Instruction> Extract each line of the records below that contains the word "arrow".

>> Start

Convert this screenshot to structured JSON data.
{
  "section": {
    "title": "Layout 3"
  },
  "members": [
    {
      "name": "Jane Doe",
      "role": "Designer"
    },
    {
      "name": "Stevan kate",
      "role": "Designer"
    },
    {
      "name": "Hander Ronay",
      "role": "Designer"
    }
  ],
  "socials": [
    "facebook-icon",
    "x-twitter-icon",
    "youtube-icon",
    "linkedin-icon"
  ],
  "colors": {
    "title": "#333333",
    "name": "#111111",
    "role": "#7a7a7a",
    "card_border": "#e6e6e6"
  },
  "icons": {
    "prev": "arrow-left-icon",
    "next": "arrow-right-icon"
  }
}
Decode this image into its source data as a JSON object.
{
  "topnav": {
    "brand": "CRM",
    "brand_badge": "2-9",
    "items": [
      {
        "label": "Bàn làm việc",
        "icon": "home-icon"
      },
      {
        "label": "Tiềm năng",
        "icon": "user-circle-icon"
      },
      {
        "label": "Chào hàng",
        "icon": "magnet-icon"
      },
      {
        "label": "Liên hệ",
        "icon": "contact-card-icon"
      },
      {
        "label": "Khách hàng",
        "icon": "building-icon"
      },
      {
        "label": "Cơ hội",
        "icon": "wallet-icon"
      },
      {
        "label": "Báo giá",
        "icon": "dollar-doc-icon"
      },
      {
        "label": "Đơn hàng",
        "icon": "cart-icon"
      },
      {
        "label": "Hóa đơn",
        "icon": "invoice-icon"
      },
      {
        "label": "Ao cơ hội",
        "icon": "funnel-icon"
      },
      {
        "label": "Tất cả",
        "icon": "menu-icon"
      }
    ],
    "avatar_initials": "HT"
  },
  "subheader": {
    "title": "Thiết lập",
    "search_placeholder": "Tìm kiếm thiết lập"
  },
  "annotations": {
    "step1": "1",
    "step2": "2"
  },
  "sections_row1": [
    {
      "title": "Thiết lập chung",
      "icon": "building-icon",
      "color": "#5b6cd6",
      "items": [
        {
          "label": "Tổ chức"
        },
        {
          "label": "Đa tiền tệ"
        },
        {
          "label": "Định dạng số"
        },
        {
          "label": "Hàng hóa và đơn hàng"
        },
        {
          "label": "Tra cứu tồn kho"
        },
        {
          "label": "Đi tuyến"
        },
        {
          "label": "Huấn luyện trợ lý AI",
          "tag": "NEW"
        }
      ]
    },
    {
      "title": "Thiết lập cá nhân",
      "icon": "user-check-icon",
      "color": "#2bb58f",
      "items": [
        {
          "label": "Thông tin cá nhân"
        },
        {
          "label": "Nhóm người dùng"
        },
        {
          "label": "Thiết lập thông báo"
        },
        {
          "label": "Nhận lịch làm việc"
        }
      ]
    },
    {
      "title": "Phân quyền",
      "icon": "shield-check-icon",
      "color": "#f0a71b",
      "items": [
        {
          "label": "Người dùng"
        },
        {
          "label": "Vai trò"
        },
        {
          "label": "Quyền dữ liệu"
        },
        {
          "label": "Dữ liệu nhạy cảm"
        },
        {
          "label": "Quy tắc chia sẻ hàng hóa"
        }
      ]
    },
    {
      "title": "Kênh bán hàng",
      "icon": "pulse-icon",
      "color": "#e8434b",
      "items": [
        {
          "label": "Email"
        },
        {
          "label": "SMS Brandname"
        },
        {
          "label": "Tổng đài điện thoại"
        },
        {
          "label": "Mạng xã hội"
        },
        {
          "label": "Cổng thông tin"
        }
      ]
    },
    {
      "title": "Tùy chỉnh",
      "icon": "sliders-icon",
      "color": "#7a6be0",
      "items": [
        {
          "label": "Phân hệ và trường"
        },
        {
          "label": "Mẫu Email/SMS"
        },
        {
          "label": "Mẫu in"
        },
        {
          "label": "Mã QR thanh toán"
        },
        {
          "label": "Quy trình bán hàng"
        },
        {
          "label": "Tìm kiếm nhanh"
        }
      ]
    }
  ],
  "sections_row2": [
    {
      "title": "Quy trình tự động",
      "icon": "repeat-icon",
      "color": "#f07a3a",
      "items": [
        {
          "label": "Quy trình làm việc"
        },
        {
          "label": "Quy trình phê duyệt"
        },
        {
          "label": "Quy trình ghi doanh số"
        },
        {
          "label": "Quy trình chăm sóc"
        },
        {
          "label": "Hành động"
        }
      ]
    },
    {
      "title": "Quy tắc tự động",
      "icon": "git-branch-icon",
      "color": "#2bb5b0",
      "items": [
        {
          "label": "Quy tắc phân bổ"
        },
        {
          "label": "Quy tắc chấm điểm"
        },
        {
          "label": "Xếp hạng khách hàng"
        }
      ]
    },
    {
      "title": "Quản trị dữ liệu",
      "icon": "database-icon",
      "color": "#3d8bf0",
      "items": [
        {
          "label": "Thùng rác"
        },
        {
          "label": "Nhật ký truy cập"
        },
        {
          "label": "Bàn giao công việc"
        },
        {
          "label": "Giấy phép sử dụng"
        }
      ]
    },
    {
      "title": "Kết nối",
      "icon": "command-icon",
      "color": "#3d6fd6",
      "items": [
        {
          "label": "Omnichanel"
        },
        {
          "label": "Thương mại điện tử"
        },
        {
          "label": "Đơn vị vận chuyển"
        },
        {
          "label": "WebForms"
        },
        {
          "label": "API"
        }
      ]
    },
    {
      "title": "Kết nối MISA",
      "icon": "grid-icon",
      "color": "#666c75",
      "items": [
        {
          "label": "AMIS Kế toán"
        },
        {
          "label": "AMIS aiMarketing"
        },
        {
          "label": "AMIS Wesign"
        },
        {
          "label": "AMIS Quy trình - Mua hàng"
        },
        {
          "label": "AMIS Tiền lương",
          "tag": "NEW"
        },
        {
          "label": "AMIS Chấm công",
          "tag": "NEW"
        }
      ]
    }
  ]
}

>> End

Response to the exercise>
    "prev": "arrow-left-icon",
    "next": "arrow-right-icon"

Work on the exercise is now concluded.